-- Begin Material --

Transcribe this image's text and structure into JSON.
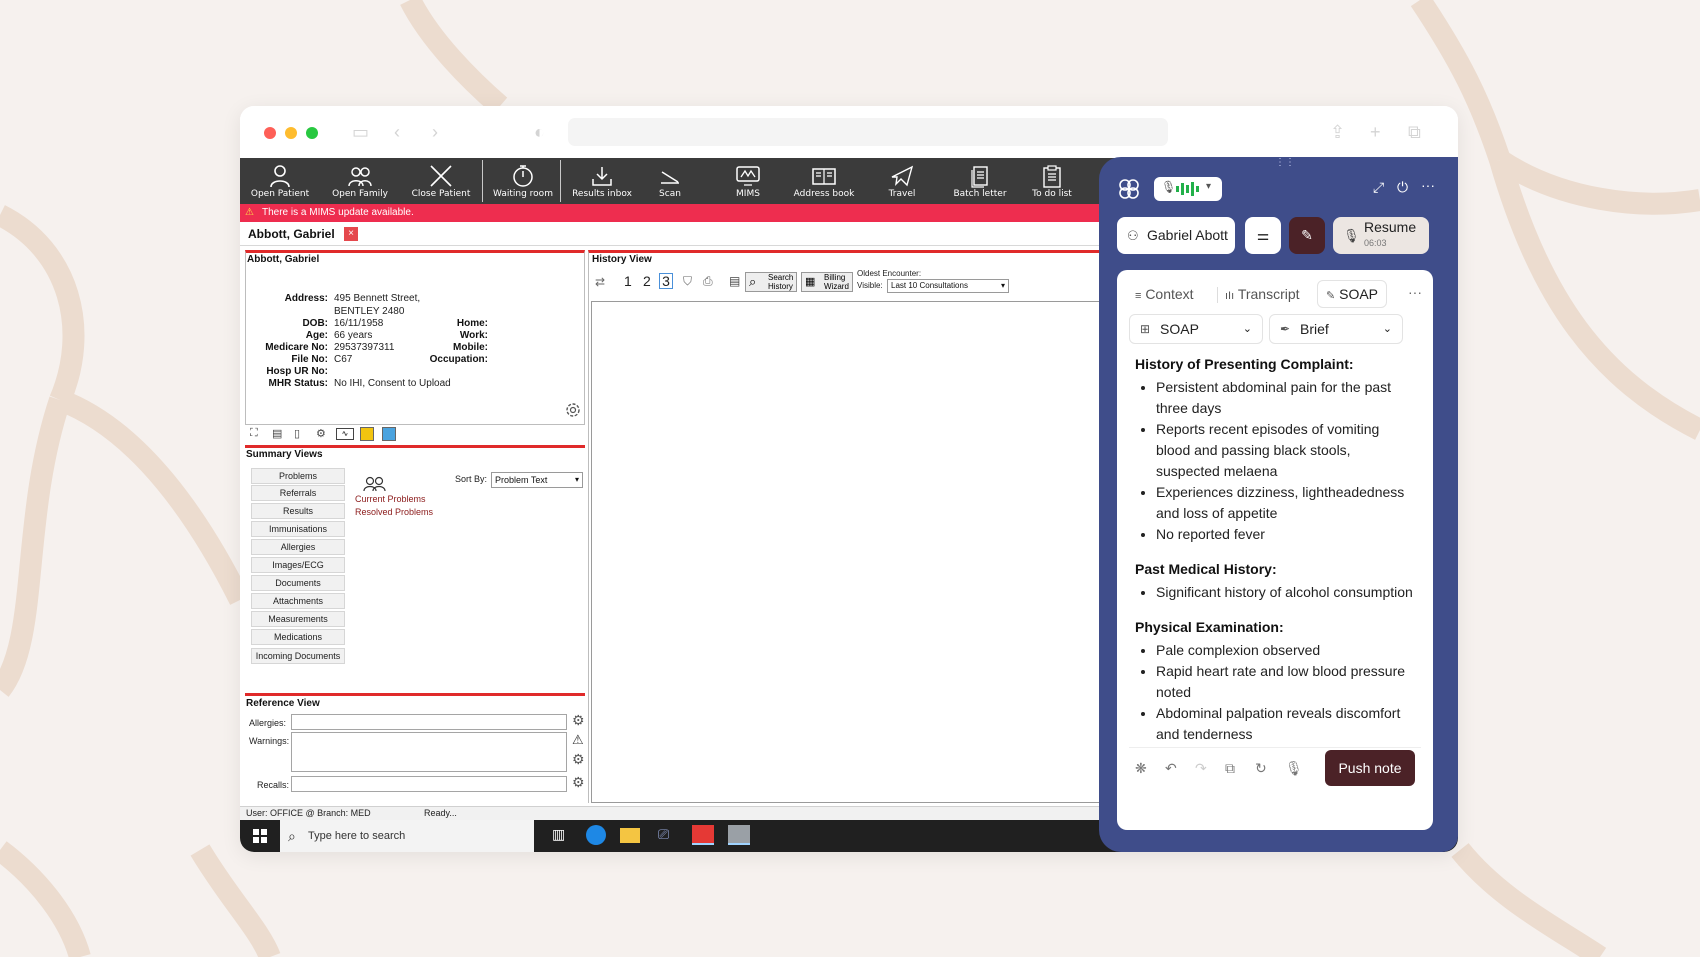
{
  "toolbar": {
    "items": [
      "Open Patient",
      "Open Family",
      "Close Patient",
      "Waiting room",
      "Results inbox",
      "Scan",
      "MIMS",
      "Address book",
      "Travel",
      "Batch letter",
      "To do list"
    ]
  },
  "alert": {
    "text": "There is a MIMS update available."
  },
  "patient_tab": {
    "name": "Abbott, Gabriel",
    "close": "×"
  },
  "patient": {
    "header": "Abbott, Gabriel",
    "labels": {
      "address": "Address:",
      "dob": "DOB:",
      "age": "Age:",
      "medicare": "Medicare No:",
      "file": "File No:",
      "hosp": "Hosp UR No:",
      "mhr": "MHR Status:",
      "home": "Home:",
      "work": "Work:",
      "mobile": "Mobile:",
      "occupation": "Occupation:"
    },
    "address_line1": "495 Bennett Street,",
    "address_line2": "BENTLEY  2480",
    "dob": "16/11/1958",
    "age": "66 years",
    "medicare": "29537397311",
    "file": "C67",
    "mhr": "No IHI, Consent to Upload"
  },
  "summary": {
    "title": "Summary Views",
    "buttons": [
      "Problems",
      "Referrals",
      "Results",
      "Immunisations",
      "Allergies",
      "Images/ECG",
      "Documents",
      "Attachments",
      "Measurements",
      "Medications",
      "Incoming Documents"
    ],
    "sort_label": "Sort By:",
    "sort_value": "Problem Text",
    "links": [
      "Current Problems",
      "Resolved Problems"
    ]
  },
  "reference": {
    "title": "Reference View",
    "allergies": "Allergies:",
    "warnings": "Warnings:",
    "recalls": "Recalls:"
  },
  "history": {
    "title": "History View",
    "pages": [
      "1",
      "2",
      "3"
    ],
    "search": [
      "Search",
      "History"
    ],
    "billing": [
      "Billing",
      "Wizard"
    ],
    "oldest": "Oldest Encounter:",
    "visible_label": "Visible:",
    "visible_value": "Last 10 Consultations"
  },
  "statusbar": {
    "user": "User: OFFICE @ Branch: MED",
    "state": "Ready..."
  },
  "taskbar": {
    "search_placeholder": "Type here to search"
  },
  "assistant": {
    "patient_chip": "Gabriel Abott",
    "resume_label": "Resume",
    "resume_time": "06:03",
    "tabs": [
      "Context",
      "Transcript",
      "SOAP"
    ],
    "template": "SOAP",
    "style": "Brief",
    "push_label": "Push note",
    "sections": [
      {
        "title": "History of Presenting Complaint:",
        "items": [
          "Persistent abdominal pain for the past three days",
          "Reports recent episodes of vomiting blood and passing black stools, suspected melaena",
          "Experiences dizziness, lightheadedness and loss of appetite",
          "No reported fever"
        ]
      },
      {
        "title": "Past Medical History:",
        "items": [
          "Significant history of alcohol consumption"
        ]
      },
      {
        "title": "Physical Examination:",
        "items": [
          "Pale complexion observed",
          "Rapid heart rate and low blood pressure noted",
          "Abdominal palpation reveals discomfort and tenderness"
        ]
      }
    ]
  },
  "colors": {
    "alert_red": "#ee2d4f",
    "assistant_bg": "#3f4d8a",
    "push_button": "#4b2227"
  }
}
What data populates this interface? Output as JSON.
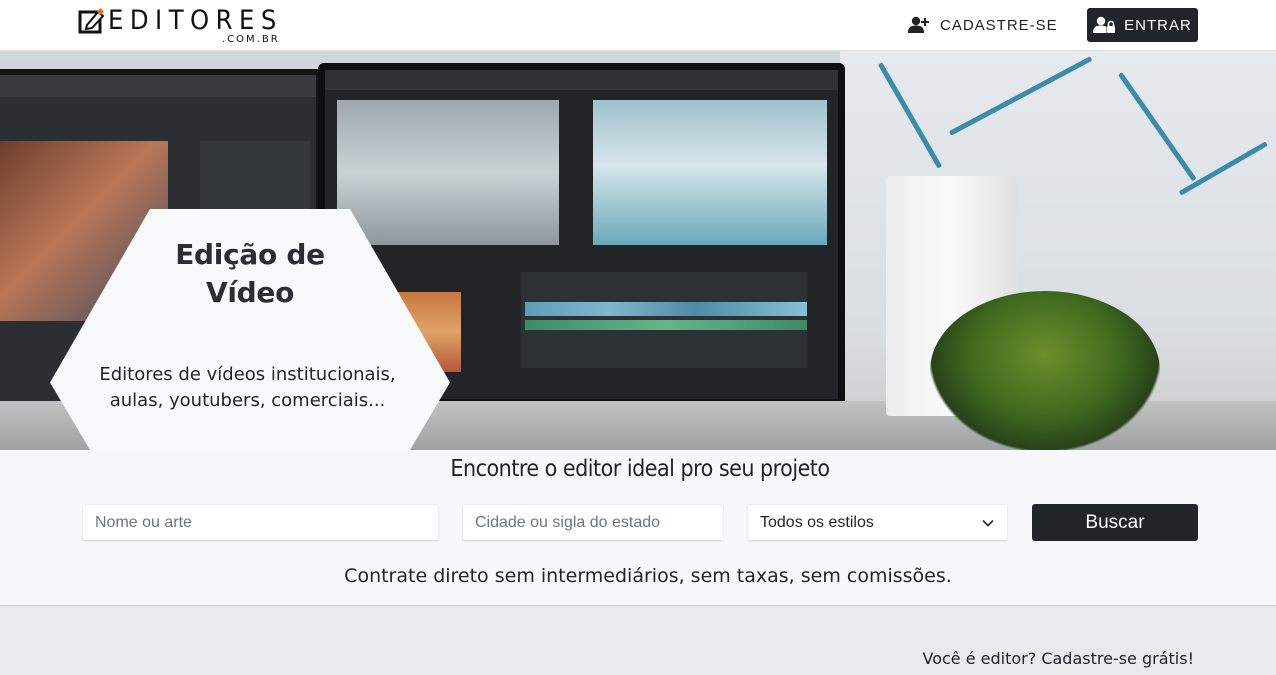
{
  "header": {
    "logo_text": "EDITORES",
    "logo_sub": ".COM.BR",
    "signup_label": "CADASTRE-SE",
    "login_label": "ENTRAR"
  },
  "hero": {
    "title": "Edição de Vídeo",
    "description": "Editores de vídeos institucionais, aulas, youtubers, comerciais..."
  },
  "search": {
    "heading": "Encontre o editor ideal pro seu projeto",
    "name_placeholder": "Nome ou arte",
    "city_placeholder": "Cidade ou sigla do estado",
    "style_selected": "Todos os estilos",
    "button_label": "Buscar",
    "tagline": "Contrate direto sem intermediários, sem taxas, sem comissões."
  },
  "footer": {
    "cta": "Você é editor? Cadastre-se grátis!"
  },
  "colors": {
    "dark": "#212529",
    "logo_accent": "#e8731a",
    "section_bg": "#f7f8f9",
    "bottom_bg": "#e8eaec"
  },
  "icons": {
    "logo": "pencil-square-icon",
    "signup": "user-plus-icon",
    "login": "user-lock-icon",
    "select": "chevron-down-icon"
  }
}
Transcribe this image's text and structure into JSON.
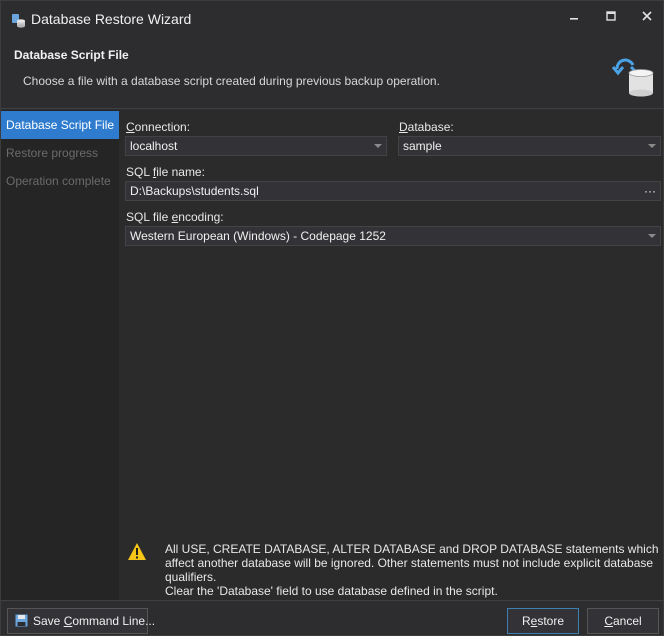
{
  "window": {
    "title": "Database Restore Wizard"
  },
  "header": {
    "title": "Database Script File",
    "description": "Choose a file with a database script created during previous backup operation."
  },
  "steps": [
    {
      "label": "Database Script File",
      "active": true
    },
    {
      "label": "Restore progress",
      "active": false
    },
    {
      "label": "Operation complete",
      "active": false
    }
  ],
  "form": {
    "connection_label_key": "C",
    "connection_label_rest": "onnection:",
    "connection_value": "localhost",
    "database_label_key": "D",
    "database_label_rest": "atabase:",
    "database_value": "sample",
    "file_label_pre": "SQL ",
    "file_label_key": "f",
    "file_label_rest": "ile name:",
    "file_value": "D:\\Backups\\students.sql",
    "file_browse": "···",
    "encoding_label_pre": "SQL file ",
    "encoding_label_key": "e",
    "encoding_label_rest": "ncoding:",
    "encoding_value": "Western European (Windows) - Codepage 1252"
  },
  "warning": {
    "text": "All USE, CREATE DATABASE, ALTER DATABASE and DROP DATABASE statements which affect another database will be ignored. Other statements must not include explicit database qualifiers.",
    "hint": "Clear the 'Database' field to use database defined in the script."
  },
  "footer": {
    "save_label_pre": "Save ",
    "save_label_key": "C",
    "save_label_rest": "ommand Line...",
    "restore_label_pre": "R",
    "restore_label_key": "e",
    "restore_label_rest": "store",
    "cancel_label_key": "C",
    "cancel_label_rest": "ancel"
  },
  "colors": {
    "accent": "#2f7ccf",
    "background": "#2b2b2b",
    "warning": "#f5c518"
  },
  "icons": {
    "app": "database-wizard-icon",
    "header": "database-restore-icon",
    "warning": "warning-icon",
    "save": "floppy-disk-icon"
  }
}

-- End Material --

_Aim_. Working from the entries above, return all lines that contain "Abbott".

_Response to this exercise_.
    "name": "Abbott, Gabriel",
    "header": "Abbott, Gabriel",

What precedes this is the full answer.